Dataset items
++++++++++

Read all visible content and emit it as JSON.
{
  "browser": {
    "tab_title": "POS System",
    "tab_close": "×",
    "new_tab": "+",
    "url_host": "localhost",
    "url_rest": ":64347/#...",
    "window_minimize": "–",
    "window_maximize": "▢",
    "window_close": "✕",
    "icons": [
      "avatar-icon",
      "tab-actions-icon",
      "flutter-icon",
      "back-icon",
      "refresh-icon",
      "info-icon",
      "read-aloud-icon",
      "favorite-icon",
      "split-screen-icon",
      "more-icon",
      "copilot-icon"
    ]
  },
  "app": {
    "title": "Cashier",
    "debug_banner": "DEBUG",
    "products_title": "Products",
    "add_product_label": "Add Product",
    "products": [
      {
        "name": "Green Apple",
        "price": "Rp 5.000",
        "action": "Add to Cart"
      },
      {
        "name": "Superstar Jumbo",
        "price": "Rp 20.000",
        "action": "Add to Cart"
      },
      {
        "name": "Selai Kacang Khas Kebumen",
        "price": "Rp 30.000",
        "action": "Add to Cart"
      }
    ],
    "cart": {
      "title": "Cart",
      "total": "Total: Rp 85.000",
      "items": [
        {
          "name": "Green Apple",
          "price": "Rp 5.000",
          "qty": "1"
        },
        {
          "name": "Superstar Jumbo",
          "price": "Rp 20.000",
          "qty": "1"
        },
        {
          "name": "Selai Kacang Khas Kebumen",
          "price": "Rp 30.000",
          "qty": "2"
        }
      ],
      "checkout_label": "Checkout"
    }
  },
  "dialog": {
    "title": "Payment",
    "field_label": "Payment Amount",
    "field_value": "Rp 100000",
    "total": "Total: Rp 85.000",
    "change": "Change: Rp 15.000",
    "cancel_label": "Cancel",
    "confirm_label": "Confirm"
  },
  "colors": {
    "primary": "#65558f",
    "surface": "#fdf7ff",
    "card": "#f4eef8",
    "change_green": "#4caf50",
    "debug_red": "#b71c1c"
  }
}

++++++++++

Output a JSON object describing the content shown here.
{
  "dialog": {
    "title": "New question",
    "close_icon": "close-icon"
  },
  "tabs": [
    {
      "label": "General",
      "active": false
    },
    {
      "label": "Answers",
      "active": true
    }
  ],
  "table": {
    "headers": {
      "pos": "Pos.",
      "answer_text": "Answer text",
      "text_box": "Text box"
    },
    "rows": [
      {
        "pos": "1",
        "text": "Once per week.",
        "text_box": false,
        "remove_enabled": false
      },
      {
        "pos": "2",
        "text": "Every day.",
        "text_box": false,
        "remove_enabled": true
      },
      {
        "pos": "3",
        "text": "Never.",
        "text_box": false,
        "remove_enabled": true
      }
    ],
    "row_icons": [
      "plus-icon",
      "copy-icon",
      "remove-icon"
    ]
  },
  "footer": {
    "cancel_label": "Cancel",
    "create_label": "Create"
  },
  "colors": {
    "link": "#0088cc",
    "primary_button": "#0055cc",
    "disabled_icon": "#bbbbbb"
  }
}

++++++++++

• **What is being asked**: Single out each line of the records above with the string "name" in it, and copy it.

• **Written response**:
        "name": "Green Apple",
        "name": "Superstar Jumbo",
        "name": "Selai Kacang Khas Kebumen",
          "name": "Green Apple",
          "name": "Superstar Jumbo",
          "name": "Selai Kacang Khas Kebumen",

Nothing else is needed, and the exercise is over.